[Data entries]
───

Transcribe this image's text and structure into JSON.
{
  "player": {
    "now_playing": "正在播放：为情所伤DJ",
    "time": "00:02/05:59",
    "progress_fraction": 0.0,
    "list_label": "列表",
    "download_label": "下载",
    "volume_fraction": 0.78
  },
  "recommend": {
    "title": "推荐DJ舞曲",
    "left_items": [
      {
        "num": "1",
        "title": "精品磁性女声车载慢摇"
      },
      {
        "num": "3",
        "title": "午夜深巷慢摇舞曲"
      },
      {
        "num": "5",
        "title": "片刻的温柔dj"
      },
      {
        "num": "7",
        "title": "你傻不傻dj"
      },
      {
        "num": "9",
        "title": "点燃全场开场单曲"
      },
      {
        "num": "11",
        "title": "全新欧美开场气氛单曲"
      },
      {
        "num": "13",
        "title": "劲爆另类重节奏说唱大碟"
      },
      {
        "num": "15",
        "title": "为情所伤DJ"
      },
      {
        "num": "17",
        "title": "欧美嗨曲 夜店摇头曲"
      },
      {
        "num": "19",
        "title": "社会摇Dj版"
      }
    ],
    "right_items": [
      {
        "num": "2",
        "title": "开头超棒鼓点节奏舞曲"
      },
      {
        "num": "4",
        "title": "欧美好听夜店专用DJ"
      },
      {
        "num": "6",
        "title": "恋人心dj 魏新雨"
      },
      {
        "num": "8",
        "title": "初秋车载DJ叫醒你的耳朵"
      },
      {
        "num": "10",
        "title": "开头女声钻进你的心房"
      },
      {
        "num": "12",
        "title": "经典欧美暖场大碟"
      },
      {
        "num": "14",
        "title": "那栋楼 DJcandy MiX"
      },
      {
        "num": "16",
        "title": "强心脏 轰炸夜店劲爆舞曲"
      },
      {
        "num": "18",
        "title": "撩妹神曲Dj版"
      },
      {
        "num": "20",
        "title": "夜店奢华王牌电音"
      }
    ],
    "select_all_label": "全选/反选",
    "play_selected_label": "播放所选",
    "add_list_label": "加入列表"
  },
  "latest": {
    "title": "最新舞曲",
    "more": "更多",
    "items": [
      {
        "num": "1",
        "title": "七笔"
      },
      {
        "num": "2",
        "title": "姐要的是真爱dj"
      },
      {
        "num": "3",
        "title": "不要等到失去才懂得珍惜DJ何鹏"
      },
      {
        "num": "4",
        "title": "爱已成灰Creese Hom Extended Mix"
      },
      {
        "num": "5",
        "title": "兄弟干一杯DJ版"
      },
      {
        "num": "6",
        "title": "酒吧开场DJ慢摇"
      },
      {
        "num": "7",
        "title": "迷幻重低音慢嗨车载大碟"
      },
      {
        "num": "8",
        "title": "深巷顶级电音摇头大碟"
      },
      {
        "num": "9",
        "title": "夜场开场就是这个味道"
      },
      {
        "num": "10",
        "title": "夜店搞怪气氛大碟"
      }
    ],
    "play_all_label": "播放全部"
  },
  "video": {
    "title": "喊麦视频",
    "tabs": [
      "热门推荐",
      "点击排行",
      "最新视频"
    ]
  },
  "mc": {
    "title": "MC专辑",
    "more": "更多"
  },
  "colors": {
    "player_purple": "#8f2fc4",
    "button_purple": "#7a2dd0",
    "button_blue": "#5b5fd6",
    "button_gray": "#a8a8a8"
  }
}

───

Copy out each line exactly as written.

Transcribe this image's text and structure into JSON.
{
  "player": {
    "now_playing": "正在播放：为情所伤DJ",
    "time": "00:02/05:59",
    "progress_fraction": 0.0,
    "list_label": "列表",
    "download_label": "下载",
    "volume_fraction": 0.78
  },
  "recommend": {
    "title": "推荐DJ舞曲",
    "left_items": [
      {
        "num": "1",
        "title": "精品磁性女声车载慢摇"
      },
      {
        "num": "3",
        "title": "午夜深巷慢摇舞曲"
      },
      {
        "num": "5",
        "title": "片刻的温柔dj"
      },
      {
        "num": "7",
        "title": "你傻不傻dj"
      },
      {
        "num": "9",
        "title": "点燃全场开场单曲"
      },
      {
        "num": "11",
        "title": "全新欧美开场气氛单曲"
      },
      {
        "num": "13",
        "title": "劲爆另类重节奏说唱大碟"
      },
      {
        "num": "15",
        "title": "为情所伤DJ"
      },
      {
        "num": "17",
        "title": "欧美嗨曲 夜店摇头曲"
      },
      {
        "num": "19",
        "title": "社会摇Dj版"
      }
    ],
    "right_items": [
      {
        "num": "2",
        "title": "开头超棒鼓点节奏舞曲"
      },
      {
        "num": "4",
        "title": "欧美好听夜店专用DJ"
      },
      {
        "num": "6",
        "title": "恋人心dj 魏新雨"
      },
      {
        "num": "8",
        "title": "初秋车载DJ叫醒你的耳朵"
      },
      {
        "num": "10",
        "title": "开头女声钻进你的心房"
      },
      {
        "num": "12",
        "title": "经典欧美暖场大碟"
      },
      {
        "num": "14",
        "title": "那栋楼 DJcandy MiX"
      },
      {
        "num": "16",
        "title": "强心脏 轰炸夜店劲爆舞曲"
      },
      {
        "num": "18",
        "title": "撩妹神曲Dj版"
      },
      {
        "num": "20",
        "title": "夜店奢华王牌电音"
      }
    ],
    "select_all_label": "全选/反选",
    "play_selected_label": "播放所选",
    "add_list_label": "加入列表"
  },
  "latest": {
    "title": "最新舞曲",
    "more": "更多",
    "items": [
      {
        "num": "1",
        "title": "七笔"
      },
      {
        "num": "2",
        "title": "姐要的是真爱dj"
      },
      {
        "num": "3",
        "title": "不要等到失去才懂得珍惜DJ何鹏"
      },
      {
        "num": "4",
        "title": "爱已成灰Creese Hom Extended Mix"
      },
      {
        "num": "5",
        "title": "兄弟干一杯DJ版"
      },
      {
        "num": "6",
        "title": "酒吧开场DJ慢摇"
      },
      {
        "num": "7",
        "title": "迷幻重低音慢嗨车载大碟"
      },
      {
        "num": "8",
        "title": "深巷顶级电音摇头大碟"
      },
      {
        "num": "9",
        "title": "夜场开场就是这个味道"
      },
      {
        "num": "10",
        "title": "夜店搞怪气氛大碟"
      }
    ],
    "play_all_label": "播放全部"
  },
  "video": {
    "title": "喊麦视频",
    "tabs": [
      "热门推荐",
      "点击排行",
      "最新视频"
    ]
  },
  "mc": {
    "title": "MC专辑",
    "more": "更多"
  },
  "colors": {
    "player_purple": "#8f2fc4",
    "button_purple": "#7a2dd0",
    "button_blue": "#5b5fd6",
    "button_gray": "#a8a8a8"
  }
}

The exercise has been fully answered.